WHAT YOU SHOULD DO
In the material below, list every line carrying the string "heading".

SUPPLIED MATERIAL
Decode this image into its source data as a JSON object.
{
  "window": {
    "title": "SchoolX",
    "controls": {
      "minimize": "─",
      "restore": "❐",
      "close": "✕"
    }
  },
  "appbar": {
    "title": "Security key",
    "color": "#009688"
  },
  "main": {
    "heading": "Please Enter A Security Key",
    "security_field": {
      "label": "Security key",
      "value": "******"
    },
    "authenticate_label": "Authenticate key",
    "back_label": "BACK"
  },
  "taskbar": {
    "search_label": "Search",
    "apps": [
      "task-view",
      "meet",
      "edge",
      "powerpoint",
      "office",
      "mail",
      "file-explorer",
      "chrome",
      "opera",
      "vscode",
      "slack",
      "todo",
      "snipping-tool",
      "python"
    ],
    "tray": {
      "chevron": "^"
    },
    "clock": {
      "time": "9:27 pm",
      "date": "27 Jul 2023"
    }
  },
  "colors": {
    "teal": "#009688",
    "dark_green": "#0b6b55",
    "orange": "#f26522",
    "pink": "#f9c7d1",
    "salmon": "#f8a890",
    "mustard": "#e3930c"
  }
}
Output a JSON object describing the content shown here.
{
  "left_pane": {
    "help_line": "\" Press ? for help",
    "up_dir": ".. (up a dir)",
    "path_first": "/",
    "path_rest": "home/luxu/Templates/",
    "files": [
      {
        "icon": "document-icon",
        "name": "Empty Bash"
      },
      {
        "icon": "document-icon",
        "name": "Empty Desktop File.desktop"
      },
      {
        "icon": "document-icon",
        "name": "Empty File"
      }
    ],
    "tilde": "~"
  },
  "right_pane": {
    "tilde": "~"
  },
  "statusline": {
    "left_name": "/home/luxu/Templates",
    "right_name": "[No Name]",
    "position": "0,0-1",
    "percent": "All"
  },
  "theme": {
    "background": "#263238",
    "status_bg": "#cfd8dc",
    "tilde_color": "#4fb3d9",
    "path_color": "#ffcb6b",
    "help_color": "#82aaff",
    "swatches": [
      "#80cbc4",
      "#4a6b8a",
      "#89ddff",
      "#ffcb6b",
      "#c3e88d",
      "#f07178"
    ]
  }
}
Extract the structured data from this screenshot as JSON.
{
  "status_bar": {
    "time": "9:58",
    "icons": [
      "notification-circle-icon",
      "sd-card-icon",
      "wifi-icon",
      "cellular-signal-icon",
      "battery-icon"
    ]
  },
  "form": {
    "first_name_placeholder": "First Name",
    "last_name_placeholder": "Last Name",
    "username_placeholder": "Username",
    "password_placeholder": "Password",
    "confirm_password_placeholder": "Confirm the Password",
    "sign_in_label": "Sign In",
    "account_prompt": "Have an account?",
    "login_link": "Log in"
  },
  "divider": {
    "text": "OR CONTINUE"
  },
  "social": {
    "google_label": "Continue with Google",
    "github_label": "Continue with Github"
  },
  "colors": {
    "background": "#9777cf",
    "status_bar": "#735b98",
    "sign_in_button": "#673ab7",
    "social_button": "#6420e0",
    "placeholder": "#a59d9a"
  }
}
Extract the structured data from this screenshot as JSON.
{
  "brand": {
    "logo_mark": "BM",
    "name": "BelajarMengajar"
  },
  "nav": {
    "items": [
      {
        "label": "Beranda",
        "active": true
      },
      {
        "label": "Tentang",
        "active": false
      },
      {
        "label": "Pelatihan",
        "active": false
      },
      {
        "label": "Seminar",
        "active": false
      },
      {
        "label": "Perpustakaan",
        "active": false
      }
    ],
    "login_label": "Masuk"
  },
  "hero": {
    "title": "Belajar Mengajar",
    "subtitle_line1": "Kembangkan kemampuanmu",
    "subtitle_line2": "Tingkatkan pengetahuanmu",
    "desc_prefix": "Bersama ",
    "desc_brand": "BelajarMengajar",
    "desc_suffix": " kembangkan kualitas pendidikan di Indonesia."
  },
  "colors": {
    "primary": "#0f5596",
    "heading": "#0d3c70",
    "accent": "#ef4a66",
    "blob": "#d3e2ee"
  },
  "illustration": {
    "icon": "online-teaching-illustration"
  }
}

RESULT
    "heading": "Please Enter A Security Key",
    "heading": "#0d3c70",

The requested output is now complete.